Given task: Copy out each line exactly as it appears.

[start]

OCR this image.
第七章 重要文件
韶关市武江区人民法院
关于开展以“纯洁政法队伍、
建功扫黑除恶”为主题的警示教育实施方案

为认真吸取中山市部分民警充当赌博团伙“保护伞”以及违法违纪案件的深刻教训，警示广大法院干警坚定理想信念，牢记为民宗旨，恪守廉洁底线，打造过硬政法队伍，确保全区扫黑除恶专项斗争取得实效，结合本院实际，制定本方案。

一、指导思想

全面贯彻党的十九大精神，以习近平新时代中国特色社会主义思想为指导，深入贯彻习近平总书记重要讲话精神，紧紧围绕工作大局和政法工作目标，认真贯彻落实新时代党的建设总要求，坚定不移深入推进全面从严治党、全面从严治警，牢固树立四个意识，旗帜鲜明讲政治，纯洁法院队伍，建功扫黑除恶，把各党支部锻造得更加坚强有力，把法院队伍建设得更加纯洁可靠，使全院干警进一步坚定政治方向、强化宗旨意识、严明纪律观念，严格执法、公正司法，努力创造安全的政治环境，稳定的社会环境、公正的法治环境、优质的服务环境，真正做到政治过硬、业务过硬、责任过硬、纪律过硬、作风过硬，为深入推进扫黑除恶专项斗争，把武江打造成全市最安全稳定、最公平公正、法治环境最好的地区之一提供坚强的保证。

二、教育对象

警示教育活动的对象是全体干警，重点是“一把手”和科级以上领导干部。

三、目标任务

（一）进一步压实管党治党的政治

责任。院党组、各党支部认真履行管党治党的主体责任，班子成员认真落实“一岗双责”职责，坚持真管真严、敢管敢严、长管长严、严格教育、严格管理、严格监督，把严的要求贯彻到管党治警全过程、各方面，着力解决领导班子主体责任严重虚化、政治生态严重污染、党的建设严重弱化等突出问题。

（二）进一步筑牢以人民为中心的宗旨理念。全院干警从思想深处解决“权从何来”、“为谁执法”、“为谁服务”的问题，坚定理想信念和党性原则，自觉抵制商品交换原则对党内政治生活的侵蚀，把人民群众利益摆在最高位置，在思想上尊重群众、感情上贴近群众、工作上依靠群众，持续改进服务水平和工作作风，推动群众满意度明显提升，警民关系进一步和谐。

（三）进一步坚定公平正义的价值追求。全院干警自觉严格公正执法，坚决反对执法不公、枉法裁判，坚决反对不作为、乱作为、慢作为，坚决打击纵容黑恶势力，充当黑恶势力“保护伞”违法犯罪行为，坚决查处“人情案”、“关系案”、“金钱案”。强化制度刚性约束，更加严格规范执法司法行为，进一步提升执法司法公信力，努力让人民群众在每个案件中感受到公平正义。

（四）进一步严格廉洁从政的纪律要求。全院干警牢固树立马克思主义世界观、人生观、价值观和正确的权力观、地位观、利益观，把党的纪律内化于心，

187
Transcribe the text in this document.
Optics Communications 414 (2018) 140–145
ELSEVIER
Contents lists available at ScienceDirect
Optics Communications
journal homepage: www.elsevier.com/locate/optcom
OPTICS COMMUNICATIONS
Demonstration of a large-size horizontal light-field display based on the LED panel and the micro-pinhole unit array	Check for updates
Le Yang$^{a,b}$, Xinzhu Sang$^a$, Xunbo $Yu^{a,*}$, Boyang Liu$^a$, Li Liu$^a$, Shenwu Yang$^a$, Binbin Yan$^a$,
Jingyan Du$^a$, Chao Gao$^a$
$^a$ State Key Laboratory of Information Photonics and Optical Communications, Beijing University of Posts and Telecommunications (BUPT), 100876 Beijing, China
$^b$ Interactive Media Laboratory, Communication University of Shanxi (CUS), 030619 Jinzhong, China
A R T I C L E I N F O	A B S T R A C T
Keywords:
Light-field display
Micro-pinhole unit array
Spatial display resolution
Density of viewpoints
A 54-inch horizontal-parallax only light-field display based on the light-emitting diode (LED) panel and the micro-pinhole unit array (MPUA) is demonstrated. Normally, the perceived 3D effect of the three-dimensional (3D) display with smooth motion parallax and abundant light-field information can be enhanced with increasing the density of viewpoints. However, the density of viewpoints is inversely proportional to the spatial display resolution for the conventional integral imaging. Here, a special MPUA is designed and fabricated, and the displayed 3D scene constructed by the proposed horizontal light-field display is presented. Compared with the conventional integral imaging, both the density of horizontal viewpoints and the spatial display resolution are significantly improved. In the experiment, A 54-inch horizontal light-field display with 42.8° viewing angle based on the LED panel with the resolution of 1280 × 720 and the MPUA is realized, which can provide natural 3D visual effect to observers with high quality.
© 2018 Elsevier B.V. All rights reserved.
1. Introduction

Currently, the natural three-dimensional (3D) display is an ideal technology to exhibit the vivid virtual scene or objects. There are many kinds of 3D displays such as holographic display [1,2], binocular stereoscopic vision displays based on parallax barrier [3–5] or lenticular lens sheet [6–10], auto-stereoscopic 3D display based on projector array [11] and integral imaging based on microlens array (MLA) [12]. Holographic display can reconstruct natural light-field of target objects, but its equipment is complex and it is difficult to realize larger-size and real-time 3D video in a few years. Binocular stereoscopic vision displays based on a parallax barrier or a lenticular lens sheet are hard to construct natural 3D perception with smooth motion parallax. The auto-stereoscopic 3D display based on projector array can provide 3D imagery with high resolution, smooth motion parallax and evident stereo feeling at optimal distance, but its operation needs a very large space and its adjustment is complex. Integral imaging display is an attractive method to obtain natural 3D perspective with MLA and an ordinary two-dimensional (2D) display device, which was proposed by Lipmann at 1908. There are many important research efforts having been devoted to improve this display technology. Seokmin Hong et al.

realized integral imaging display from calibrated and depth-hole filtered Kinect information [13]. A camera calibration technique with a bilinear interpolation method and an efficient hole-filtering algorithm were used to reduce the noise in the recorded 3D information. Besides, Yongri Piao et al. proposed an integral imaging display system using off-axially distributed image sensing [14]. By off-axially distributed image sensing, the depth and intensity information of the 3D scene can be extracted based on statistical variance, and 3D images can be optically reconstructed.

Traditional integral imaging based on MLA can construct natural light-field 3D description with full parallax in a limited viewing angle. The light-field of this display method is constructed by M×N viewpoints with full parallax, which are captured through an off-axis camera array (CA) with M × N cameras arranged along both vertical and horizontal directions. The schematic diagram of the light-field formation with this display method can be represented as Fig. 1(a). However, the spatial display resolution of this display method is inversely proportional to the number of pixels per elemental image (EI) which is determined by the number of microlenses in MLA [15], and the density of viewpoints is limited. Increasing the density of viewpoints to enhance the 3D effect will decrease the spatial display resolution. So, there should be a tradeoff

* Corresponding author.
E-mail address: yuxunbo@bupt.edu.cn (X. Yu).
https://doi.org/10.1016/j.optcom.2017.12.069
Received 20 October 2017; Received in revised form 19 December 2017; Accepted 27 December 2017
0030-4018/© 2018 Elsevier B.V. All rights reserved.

[end]

Written answer:
OCR this image.
第七章 重要文件
韶关市武江区人民法院
关于开展以“纯洁政法队伍、
建功扫黑除恶”为主题的警示教育实施方案

为认真吸取中山市部分民警充当赌博团伙“保护伞”以及违法违纪案件的深刻教训，警示广大法院干警坚定理想信念，牢记为民宗旨，恪守廉洁底线，打造过硬政法队伍，确保全区扫黑除恶专项斗争取得实效，结合本院实际，制定本方案。

一、指导思想

全面贯彻党的十九大精神，以习近平新时代中国特色社会主义思想为指导，深入贯彻习近平总书记重要讲话精神，紧紧围绕工作大局和政法工作目标，认真贯彻落实新时代党的建设总要求，坚定不移深入推进全面从严治党、全面从严治警，牢固树立四个意识，旗帜鲜明讲政治，纯洁法院队伍，建功扫黑除恶，把各党支部锻造得更加坚强有力，把法院队伍建设得更加纯洁可靠，使全院干警进一步坚定政治方向、强化宗旨意识、严明纪律观念，严格执法、公正司法，努力创造安全的政治环境，稳定的社会环境、公正的法治环境、优质的服务环境，真正做到政治过硬、业务过硬、责任过硬、纪律过硬、作风过硬，为深入推进扫黑除恶专项斗争，把武江打造成全市最安全稳定、最公平公正、法治环境最好的地区之一提供坚强的保证。

二、教育对象

警示教育活动的对象是全体干警，重点是“一把手”和科级以上领导干部。

三、目标任务

（一）进一步压实管党治党的政治

责任。院党组、各党支部认真履行管党治党的主体责任，班子成员认真落实“一岗双责”职责，坚持真管真严、敢管敢严、长管长严、严格教育、严格管理、严格监督，把严的要求贯彻到管党治警全过程、各方面，着力解决领导班子主体责任严重虚化、政治生态严重污染、党的建设严重弱化等突出问题。

（二）进一步筑牢以人民为中心的宗旨理念。全院干警从思想深处解决“权从何来”、“为谁执法”、“为谁服务”的问题，坚定理想信念和党性原则，自觉抵制商品交换原则对党内政治生活的侵蚀，把人民群众利益摆在最高位置，在思想上尊重群众、感情上贴近群众、工作上依靠群众，持续改进服务水平和工作作风，推动群众满意度明显提升，警民关系进一步和谐。

（三）进一步坚定公平正义的价值追求。全院干警自觉严格公正执法，坚决反对执法不公、枉法裁判，坚决反对不作为、乱作为、慢作为，坚决打击纵容黑恶势力，充当黑恶势力“保护伞”违法犯罪行为，坚决查处“人情案”、“关系案”、“金钱案”。强化制度刚性约束，更加严格规范执法司法行为，进一步提升执法司法公信力，努力让人民群众在每个案件中感受到公平正义。

（四）进一步严格廉洁从政的纪律要求。全院干警牢固树立马克思主义世界观、人生观、价值观和正确的权力观、地位观、利益观，把党的纪律内化于心，

187
Transcribe the text in this document.
Optics Communications 414 (2018) 140–145
ELSEVIER
Contents lists available at ScienceDirect
Optics Communications
journal homepage: www.elsevier.com/locate/optcom
OPTICS COMMUNICATIONS
Demonstration of a large-size horizontal light-field display based on the LED panel and the micro-pinhole unit array	Check for updates
Le Yang$^{a,b}$, Xinzhu Sang$^a$, Xunbo $Yu^{a,*}$, Boyang Liu$^a$, Li Liu$^a$, Shenwu Yang$^a$, Binbin Yan$^a$,
Jingyan Du$^a$, Chao Gao$^a$
$^a$ State Key Laboratory of Information Photonics and Optical Communications, Beijing University of Posts and Telecommunications (BUPT), 100876 Beijing, China
$^b$ Interactive Media Laboratory, Communication University of Shanxi (CUS), 030619 Jinzhong, China
A R T I C L E I N F O	A B S T R A C T
Keywords:
Light-field display
Micro-pinhole unit array
Spatial display resolution
Density of viewpoints
A 54-inch horizontal-parallax only light-field display based on the light-emitting diode (LED) panel and the micro-pinhole unit array (MPUA) is demonstrated. Normally, the perceived 3D effect of the three-dimensional (3D) display with smooth motion parallax and abundant light-field information can be enhanced with increasing the density of viewpoints. However, the density of viewpoints is inversely proportional to the spatial display resolution for the conventional integral imaging. Here, a special MPUA is designed and fabricated, and the displayed 3D scene constructed by the proposed horizontal light-field display is presented. Compared with the conventional integral imaging, both the density of horizontal viewpoints and the spatial display resolution are significantly improved. In the experiment, A 54-inch horizontal light-field display with 42.8° viewing angle based on the LED panel with the resolution of 1280 × 720 and the MPUA is realized, which can provide natural 3D visual effect to observers with high quality.
© 2018 Elsevier B.V. All rights reserved.
1. Introduction

Currently, the natural three-dimensional (3D) display is an ideal technology to exhibit the vivid virtual scene or objects. There are many kinds of 3D displays such as holographic display [1,2], binocular stereoscopic vision displays based on parallax barrier [3–5] or lenticular lens sheet [6–10], auto-stereoscopic 3D display based on projector array [11] and integral imaging based on microlens array (MLA) [12]. Holographic display can reconstruct natural light-field of target objects, but its equipment is complex and it is difficult to realize larger-size and real-time 3D video in a few years. Binocular stereoscopic vision displays based on a parallax barrier or a lenticular lens sheet are hard to construct natural 3D perception with smooth motion parallax. The auto-stereoscopic 3D display based on projector array can provide 3D imagery with high resolution, smooth motion parallax and evident stereo feeling at optimal distance, but its operation needs a very large space and its adjustment is complex. Integral imaging display is an attractive method to obtain natural 3D perspective with MLA and an ordinary two-dimensional (2D) display device, which was proposed by Lipmann at 1908. There are many important research efforts having been devoted to improve this display technology. Seokmin Hong et al.

realized integral imaging display from calibrated and depth-hole filtered Kinect information [13]. A camera calibration technique with a bilinear interpolation method and an efficient hole-filtering algorithm were used to reduce the noise in the recorded 3D information. Besides, Yongri Piao et al. proposed an integral imaging display system using off-axially distributed image sensing [14]. By off-axially distributed image sensing, the depth and intensity information of the 3D scene can be extracted based on statistical variance, and 3D images can be optically reconstructed.

Traditional integral imaging based on MLA can construct natural light-field 3D description with full parallax in a limited viewing angle. The light-field of this display method is constructed by M×N viewpoints with full parallax, which are captured through an off-axis camera array (CA) with M × N cameras arranged along both vertical and horizontal directions. The schematic diagram of the light-field formation with this display method can be represented as Fig. 1(a). However, the spatial display resolution of this display method is inversely proportional to the number of pixels per elemental image (EI) which is determined by the number of microlenses in MLA [15], and the density of viewpoints is limited. Increasing the density of viewpoints to enhance the 3D effect will decrease the spatial display resolution. So, there should be a tradeoff

* Corresponding author.
E-mail address: yuxunbo@bupt.edu.cn (X. Yu).
https://doi.org/10.1016/j.optcom.2017.12.069
Received 20 October 2017; Received in revised form 19 December 2017; Accepted 27 December 2017
0030-4018/© 2018 Elsevier B.V. All rights reserved.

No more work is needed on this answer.